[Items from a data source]
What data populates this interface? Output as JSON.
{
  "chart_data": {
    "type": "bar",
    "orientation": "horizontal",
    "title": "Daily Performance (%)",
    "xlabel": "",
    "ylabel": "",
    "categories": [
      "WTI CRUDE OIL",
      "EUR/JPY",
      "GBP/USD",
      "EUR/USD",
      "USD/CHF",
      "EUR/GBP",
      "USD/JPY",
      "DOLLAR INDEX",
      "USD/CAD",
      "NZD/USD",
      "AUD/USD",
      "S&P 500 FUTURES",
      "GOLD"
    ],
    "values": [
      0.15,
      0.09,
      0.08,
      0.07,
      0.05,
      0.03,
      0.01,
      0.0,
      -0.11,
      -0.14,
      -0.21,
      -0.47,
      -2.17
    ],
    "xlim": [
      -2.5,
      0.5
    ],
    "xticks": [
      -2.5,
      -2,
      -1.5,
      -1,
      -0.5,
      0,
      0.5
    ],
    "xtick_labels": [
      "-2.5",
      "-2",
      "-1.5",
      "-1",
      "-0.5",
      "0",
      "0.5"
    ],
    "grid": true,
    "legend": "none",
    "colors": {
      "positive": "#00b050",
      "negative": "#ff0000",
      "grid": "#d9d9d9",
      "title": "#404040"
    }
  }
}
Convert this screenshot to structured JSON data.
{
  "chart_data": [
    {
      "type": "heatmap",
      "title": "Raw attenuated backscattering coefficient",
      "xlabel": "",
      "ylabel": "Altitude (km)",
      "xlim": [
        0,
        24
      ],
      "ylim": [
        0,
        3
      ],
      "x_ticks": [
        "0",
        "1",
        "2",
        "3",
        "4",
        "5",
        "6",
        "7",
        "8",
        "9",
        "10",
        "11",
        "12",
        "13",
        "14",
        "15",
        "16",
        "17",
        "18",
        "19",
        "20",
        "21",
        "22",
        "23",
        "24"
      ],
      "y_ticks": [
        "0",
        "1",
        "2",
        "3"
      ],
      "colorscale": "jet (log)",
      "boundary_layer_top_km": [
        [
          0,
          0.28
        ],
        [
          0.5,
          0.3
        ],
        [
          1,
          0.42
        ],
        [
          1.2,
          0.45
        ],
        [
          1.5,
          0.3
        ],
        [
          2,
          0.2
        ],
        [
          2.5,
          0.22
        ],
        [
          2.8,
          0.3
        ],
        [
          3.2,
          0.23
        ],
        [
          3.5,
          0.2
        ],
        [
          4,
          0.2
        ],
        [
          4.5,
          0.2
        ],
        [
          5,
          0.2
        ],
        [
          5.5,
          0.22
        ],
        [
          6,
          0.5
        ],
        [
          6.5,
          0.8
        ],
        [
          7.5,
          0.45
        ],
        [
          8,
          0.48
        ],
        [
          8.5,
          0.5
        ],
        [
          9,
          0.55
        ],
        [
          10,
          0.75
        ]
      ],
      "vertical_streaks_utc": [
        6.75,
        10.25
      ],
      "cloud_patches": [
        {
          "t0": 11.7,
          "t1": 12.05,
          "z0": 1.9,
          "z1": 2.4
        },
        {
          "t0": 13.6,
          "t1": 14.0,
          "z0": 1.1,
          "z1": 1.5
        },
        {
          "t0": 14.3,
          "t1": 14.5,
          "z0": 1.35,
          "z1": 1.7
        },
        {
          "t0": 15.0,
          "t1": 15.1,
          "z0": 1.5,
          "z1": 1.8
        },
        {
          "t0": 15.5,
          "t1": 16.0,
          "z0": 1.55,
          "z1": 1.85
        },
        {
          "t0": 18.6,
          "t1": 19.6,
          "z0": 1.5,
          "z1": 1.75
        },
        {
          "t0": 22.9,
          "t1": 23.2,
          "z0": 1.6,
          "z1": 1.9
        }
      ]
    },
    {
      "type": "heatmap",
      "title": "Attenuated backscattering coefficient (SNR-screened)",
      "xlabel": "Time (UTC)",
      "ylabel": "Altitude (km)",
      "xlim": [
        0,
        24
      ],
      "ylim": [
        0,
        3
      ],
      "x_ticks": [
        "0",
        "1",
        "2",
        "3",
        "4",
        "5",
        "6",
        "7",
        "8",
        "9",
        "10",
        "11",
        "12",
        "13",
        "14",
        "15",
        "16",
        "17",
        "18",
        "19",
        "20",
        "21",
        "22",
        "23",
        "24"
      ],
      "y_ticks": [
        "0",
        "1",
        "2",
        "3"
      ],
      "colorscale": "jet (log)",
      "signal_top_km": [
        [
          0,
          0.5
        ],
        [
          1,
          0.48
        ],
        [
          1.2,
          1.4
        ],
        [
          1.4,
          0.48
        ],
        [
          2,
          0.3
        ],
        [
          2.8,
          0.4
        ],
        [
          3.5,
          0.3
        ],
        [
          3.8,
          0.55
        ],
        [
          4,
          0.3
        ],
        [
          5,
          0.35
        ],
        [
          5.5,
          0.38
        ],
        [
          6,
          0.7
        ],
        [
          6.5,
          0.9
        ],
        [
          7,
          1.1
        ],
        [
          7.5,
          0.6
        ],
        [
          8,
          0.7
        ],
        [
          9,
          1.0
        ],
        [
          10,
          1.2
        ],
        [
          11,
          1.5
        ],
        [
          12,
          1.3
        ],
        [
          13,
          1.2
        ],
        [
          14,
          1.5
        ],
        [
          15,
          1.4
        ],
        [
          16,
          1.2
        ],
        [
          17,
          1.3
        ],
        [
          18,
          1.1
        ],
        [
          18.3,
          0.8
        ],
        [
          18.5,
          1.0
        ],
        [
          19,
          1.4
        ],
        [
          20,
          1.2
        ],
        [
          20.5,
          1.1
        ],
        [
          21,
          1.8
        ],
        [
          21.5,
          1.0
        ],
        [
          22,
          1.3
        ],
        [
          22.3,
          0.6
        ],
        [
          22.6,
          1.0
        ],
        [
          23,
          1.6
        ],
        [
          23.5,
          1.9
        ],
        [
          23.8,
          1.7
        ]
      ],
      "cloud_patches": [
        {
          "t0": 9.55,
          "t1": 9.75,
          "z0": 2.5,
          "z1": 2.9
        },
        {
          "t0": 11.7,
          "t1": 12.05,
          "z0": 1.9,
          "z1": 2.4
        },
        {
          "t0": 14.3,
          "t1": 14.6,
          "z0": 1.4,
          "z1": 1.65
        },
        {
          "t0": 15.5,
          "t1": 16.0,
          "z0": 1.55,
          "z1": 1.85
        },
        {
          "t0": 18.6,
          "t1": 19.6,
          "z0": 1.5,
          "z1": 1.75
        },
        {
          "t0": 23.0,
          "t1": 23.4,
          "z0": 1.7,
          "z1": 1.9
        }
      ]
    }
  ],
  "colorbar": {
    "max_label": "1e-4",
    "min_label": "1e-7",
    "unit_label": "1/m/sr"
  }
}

PROBLEM DESCRIPTION –
Write out each line of the data above again, exactly as given.

RESULT –
What data populates this interface? Output as JSON.
{
  "chart_data": {
    "type": "bar",
    "orientation": "horizontal",
    "title": "Daily Performance (%)",
    "xlabel": "",
    "ylabel": "",
    "categories": [
      "WTI CRUDE OIL",
      "EUR/JPY",
      "GBP/USD",
      "EUR/USD",
      "USD/CHF",
      "EUR/GBP",
      "USD/JPY",
      "DOLLAR INDEX",
      "USD/CAD",
      "NZD/USD",
      "AUD/USD",
      "S&P 500 FUTURES",
      "GOLD"
    ],
    "values": [
      0.15,
      0.09,
      0.08,
      0.07,
      0.05,
      0.03,
      0.01,
      0.0,
      -0.11,
      -0.14,
      -0.21,
      -0.47,
      -2.17
    ],
    "xlim": [
      -2.5,
      0.5
    ],
    "xticks": [
      -2.5,
      -2,
      -1.5,
      -1,
      -0.5,
      0,
      0.5
    ],
    "xtick_labels": [
      "-2.5",
      "-2",
      "-1.5",
      "-1",
      "-0.5",
      "0",
      "0.5"
    ],
    "grid": true,
    "legend": "none",
    "colors": {
      "positive": "#00b050",
      "negative": "#ff0000",
      "grid": "#d9d9d9",
      "title": "#404040"
    }
  }
}
Convert this screenshot to structured JSON data.
{
  "chart_data": [
    {
      "type": "heatmap",
      "title": "Raw attenuated backscattering coefficient",
      "xlabel": "",
      "ylabel": "Altitude (km)",
      "xlim": [
        0,
        24
      ],
      "ylim": [
        0,
        3
      ],
      "x_ticks": [
        "0",
        "1",
        "2",
        "3",
        "4",
        "5",
        "6",
        "7",
        "8",
        "9",
        "10",
        "11",
        "12",
        "13",
        "14",
        "15",
        "16",
        "17",
        "18",
        "19",
        "20",
        "21",
        "22",
        "23",
        "24"
      ],
      "y_ticks": [
        "0",
        "1",
        "2",
        "3"
      ],
      "colorscale": "jet (log)",
      "boundary_layer_top_km": [
        [
          0,
          0.28
        ],
        [
          0.5,
          0.3
        ],
        [
          1,
          0.42
        ],
        [
          1.2,
          0.45
        ],
        [
          1.5,
          0.3
        ],
        [
          2,
          0.2
        ],
        [
          2.5,
          0.22
        ],
        [
          2.8,
          0.3
        ],
        [
          3.2,
          0.23
        ],
        [
          3.5,
          0.2
        ],
        [
          4,
          0.2
        ],
        [
          4.5,
          0.2
        ],
        [
          5,
          0.2
        ],
        [
          5.5,
          0.22
        ],
        [
          6,
          0.5
        ],
        [
          6.5,
          0.8
        ],
        [
          7.5,
          0.45
        ],
        [
          8,
          0.48
        ],
        [
          8.5,
          0.5
        ],
        [
          9,
          0.55
        ],
        [
          10,
          0.75
        ]
      ],
      "vertical_streaks_utc": [
        6.75,
        10.25
      ],
      "cloud_patches": [
        {
          "t0": 11.7,
          "t1": 12.05,
          "z0": 1.9,
          "z1": 2.4
        },
        {
          "t0": 13.6,
          "t1": 14.0,
          "z0": 1.1,
          "z1": 1.5
        },
        {
          "t0": 14.3,
          "t1": 14.5,
          "z0": 1.35,
          "z1": 1.7
        },
        {
          "t0": 15.0,
          "t1": 15.1,
          "z0": 1.5,
          "z1": 1.8
        },
        {
          "t0": 15.5,
          "t1": 16.0,
          "z0": 1.55,
          "z1": 1.85
        },
        {
          "t0": 18.6,
          "t1": 19.6,
          "z0": 1.5,
          "z1": 1.75
        },
        {
          "t0": 22.9,
          "t1": 23.2,
          "z0": 1.6,
          "z1": 1.9
        }
      ]
    },
    {
      "type": "heatmap",
      "title": "Attenuated backscattering coefficient (SNR-screened)",
      "xlabel": "Time (UTC)",
      "ylabel": "Altitude (km)",
      "xlim": [
        0,
        24
      ],
      "ylim": [
        0,
        3
      ],
      "x_ticks": [
        "0",
        "1",
        "2",
        "3",
        "4",
        "5",
        "6",
        "7",
        "8",
        "9",
        "10",
        "11",
        "12",
        "13",
        "14",
        "15",
        "16",
        "17",
        "18",
        "19",
        "20",
        "21",
        "22",
        "23",
        "24"
      ],
      "y_ticks": [
        "0",
        "1",
        "2",
        "3"
      ],
      "colorscale": "jet (log)",
      "signal_top_km": [
        [
          0,
          0.5
        ],
        [
          1,
          0.48
        ],
        [
          1.2,
          1.4
        ],
        [
          1.4,
          0.48
        ],
        [
          2,
          0.3
        ],
        [
          2.8,
          0.4
        ],
        [
          3.5,
          0.3
        ],
        [
          3.8,
          0.55
        ],
        [
          4,
          0.3
        ],
        [
          5,
          0.35
        ],
        [
          5.5,
          0.38
        ],
        [
          6,
          0.7
        ],
        [
          6.5,
          0.9
        ],
        [
          7,
          1.1
        ],
        [
          7.5,
          0.6
        ],
        [
          8,
          0.7
        ],
        [
          9,
          1.0
        ],
        [
          10,
          1.2
        ],
        [
          11,
          1.5
        ],
        [
          12,
          1.3
        ],
        [
          13,
          1.2
        ],
        [
          14,
          1.5
        ],
        [
          15,
          1.4
        ],
        [
          16,
          1.2
        ],
        [
          17,
          1.3
        ],
        [
          18,
          1.1
        ],
        [
          18.3,
          0.8
        ],
        [
          18.5,
          1.0
        ],
        [
          19,
          1.4
        ],
        [
          20,
          1.2
        ],
        [
          20.5,
          1.1
        ],
        [
          21,
          1.8
        ],
        [
          21.5,
          1.0
        ],
        [
          22,
          1.3
        ],
        [
          22.3,
          0.6
        ],
        [
          22.6,
          1.0
        ],
        [
          23,
          1.6
        ],
        [
          23.5,
          1.9
        ],
        [
          23.8,
          1.7
        ]
      ],
      "cloud_patches": [
        {
          "t0": 9.55,
          "t1": 9.75,
          "z0": 2.5,
          "z1": 2.9
        },
        {
          "t0": 11.7,
          "t1": 12.05,
          "z0": 1.9,
          "z1": 2.4
        },
        {
          "t0": 14.3,
          "t1": 14.6,
          "z0": 1.4,
          "z1": 1.65
        },
        {
          "t0": 15.5,
          "t1": 16.0,
          "z0": 1.55,
          "z1": 1.85
        },
        {
          "t0": 18.6,
          "t1": 19.6,
          "z0": 1.5,
          "z1": 1.75
        },
        {
          "t0": 23.0,
          "t1": 23.4,
          "z0": 1.7,
          "z1": 1.9
        }
      ]
    }
  ],
  "colorbar": {
    "max_label": "1e-4",
    "min_label": "1e-7",
    "unit_label": "1/m/sr"
  }
}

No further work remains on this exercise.